Text block ->
** Start **
But Jack Furlong, Currie’s attorney, didn’t feel the instruction eliminated the taint the comment may have on jurors’ deliberations. And on Thursday morning, he asked the judge for a mistrial because Astbury’s testimony, along with memorial buttons Austin’s family have worn at trial, cast a “partisan and prejudicial” pall over the murder trial.

Scott, arguing against the mistrial, said Astbury’s testimony was “not solicited by the state.” The passing comment, while extraneous, did not impact the fairness of the trial, the prosecutor said.

“In trial,” Scott said, “things happen.”

James Austin with his twin daughters.

James Austin with his twin daughters.

After listening to opposing attorneys present their cases, Jimenez rejected Furlong’s argument as nothing more than “artful legal terminology” and denied the mistrial request.

Delivering a decision from the bench, Jimenez touched on the frayed collective nerve of Americans who have denounced and demonstrated, sometimes violently, against a rash of police shootings of black men and other police misconduct cases around the country.

The judge said public’s views of police officers have shifted from “deification to demonization,” and the mistrust of cops has infiltrated the judicial system. Jurors, he said, scrutinize police officers’ testimony more these days than they may have a decade ago.

“We readily observe people can think that a police officer is less likely to tell the truth than a [civilian],” Jimenez said, noting prospective jurors in Currie’s case were dismissed because of a potential bias against cops.

“For better or worse, things have changed in our society,” the judge said. “There’s no discernible basis or evidence beyond mere speculation that [Astbury’s] testimony was nothing more than irrelevant information to be stricken from the record with a curative instruction.”
** End **
Stored records ->
** Start **
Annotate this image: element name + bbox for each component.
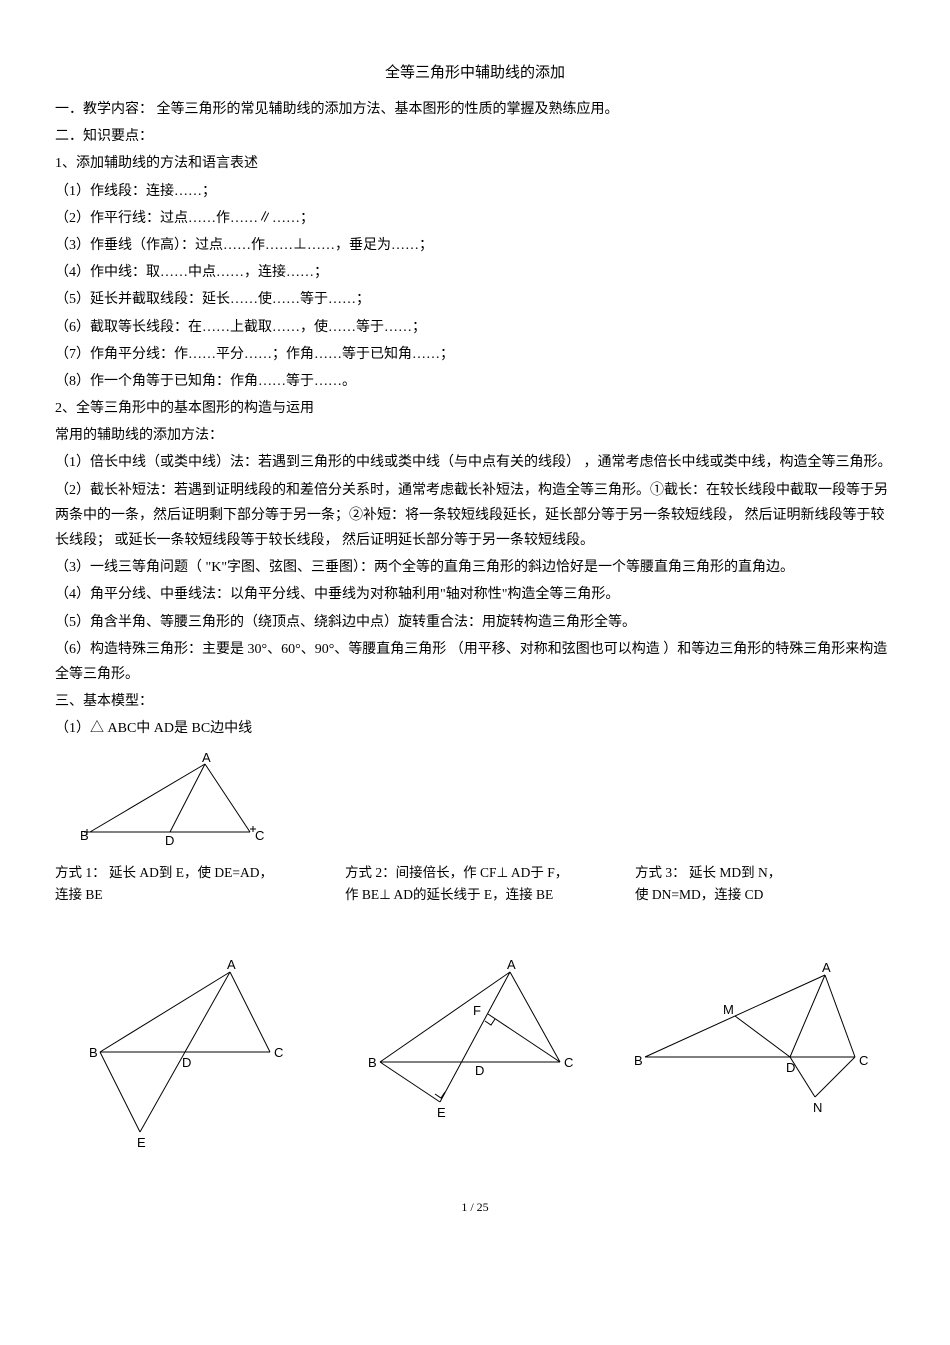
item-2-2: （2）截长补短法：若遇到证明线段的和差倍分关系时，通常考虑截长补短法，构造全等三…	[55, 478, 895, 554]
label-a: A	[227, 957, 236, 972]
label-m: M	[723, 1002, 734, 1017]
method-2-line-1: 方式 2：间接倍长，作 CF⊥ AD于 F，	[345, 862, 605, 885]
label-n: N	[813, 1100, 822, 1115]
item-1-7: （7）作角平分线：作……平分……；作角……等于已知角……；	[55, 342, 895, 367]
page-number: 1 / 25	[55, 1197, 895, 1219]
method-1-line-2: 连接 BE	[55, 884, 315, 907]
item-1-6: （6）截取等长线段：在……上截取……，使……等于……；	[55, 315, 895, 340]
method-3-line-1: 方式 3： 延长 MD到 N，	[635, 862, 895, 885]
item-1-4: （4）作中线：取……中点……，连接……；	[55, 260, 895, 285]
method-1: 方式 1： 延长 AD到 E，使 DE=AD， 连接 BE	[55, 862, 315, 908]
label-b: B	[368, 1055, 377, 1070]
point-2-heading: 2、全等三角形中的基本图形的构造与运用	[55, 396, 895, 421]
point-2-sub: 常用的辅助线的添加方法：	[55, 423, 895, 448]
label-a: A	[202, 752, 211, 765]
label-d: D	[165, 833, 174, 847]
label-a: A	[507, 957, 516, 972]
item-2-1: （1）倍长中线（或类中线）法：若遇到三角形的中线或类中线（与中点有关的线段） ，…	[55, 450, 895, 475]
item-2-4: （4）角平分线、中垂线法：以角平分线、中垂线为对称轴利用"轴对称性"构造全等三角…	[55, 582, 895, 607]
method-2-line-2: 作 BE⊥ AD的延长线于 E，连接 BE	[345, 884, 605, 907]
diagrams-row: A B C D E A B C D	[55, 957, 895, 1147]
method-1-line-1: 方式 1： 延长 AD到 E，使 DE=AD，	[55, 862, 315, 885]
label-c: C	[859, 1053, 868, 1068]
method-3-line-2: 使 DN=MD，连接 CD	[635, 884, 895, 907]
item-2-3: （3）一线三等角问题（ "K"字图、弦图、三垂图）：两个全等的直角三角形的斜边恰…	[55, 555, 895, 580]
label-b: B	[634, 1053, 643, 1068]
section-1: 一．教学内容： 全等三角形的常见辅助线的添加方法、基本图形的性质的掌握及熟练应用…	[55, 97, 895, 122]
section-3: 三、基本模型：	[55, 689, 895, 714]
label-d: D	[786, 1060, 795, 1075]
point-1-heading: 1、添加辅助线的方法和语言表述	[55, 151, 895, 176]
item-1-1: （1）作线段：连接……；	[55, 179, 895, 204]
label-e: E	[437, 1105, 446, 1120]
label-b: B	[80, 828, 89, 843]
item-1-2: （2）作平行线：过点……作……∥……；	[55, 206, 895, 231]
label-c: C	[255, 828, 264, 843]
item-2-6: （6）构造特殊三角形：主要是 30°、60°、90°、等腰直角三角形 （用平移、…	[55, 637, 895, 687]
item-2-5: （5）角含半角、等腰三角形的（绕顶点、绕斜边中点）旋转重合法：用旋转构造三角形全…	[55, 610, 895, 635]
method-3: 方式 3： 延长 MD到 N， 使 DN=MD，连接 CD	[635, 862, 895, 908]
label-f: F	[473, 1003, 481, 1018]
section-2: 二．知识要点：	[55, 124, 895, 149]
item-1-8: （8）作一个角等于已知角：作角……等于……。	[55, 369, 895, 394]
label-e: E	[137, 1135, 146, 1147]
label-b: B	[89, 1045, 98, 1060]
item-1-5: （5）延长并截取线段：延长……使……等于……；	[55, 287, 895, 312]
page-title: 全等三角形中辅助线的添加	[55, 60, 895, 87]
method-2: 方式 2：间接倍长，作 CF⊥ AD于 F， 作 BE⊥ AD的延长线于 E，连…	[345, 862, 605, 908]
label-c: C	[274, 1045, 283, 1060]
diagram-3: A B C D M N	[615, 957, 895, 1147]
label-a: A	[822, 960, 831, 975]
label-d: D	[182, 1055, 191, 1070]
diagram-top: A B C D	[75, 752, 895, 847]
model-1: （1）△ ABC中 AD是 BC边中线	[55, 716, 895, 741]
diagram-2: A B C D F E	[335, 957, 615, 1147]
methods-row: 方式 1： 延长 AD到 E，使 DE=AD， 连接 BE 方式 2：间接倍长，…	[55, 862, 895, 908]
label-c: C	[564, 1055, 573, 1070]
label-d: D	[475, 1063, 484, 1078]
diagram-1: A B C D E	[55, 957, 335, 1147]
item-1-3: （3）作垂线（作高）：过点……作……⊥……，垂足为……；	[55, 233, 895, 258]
** End **
** Start **
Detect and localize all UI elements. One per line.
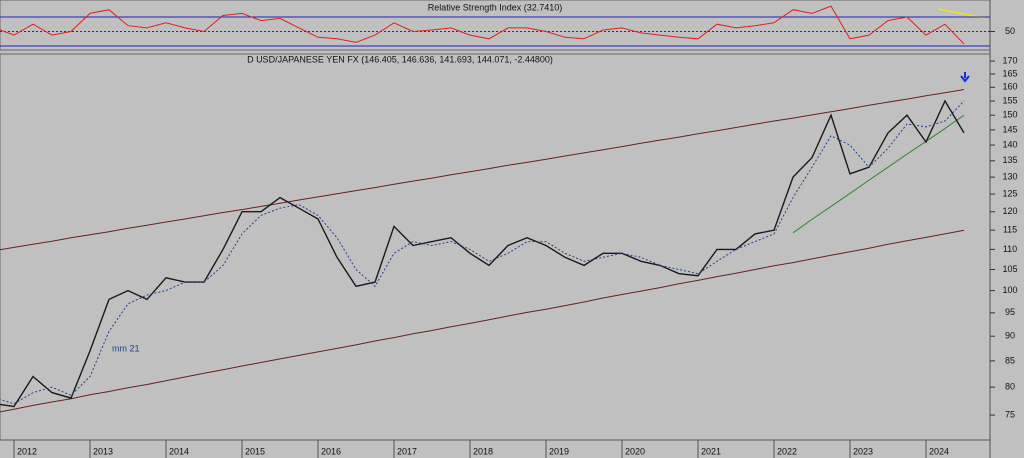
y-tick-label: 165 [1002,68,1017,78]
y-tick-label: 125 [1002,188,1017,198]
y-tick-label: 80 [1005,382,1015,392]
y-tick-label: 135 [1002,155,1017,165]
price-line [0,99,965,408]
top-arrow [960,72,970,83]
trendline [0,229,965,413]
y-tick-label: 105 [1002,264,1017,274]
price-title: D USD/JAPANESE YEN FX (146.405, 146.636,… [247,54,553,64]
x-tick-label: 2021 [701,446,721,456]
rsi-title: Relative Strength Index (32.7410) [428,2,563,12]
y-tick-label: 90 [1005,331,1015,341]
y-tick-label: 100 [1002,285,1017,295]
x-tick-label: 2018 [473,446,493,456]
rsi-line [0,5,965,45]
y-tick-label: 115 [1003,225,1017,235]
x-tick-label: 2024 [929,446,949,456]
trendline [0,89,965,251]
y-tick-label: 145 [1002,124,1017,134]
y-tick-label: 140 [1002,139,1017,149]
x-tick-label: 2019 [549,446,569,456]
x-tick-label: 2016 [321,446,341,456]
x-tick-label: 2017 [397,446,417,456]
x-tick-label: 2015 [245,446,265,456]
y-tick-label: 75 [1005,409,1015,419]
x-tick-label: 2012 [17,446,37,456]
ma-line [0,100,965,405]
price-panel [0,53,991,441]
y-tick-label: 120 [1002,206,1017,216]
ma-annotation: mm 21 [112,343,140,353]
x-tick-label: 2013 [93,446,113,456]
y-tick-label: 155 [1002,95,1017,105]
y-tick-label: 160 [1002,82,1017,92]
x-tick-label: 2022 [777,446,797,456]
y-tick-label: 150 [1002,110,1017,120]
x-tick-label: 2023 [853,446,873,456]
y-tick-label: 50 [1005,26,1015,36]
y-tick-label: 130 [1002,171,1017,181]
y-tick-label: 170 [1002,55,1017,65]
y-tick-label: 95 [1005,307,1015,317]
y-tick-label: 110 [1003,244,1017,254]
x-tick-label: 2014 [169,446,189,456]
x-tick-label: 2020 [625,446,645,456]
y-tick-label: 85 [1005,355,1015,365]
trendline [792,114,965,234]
** End **
Copy out, word for word, the entire passage above about the judge's denial of the mistrial request.

But Jack Furlong, Currie’s attorney, didn’t feel the instruction eliminated the taint the comment may have on jurors’ deliberations. And on Thursday morning, he asked the judge for a mistrial because Astbury’s testimony, along with memorial buttons Austin’s family have worn at trial, cast a “partisan and prejudicial” pall over the murder trial.

Scott, arguing against the mistrial, said Astbury’s testimony was “not solicited by the state.” The passing comment, while extraneous, did not impact the fairness of the trial, the prosecutor said.

“In trial,” Scott said, “things happen.”

James Austin with his twin daughters.

James Austin with his twin daughters.

After listening to opposing attorneys present their cases, Jimenez rejected Furlong’s argument as nothing more than “artful legal terminology” and denied the mistrial request.

Delivering a decision from the bench, Jimenez touched on the frayed collective nerve of Americans who have denounced and demonstrated, sometimes violently, against a rash of police shootings of black men and other police misconduct cases around the country.

The judge said public’s views of police officers have shifted from “deification to demonization,” and the mistrust of cops has infiltrated the judicial system. Jurors, he said, scrutinize police officers’ testimony more these days than they may have a decade ago.

“We readily observe people can think that a police officer is less likely to tell the truth than a [civilian],” Jimenez said, noting prospective jurors in Currie’s case were dismissed because of a potential bias against cops.

“For better or worse, things have changed in our society,” the judge said. “There’s no discernible basis or evidence beyond mere speculation that [Astbury’s] testimony was nothing more than irrelevant information to be stricken from the record with a curative instruction.”